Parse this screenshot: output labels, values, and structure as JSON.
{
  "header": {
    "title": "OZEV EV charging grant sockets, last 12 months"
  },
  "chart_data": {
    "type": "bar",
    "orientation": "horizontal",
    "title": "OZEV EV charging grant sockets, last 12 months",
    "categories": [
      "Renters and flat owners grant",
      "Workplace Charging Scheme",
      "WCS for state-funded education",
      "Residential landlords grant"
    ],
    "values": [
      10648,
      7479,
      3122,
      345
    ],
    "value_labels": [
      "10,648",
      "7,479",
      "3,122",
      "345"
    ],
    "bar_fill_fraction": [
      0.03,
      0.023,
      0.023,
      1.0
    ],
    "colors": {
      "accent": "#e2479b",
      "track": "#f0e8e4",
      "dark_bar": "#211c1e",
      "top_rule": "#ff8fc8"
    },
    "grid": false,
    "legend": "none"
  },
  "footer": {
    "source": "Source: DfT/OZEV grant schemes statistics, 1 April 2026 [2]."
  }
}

○ ○ ○ ○ ○ ○ ○

§ **AIM**
In the entries above, count every line containing the word "months". Write only the total.

§ **SOLUTION TO THIS TASK**
2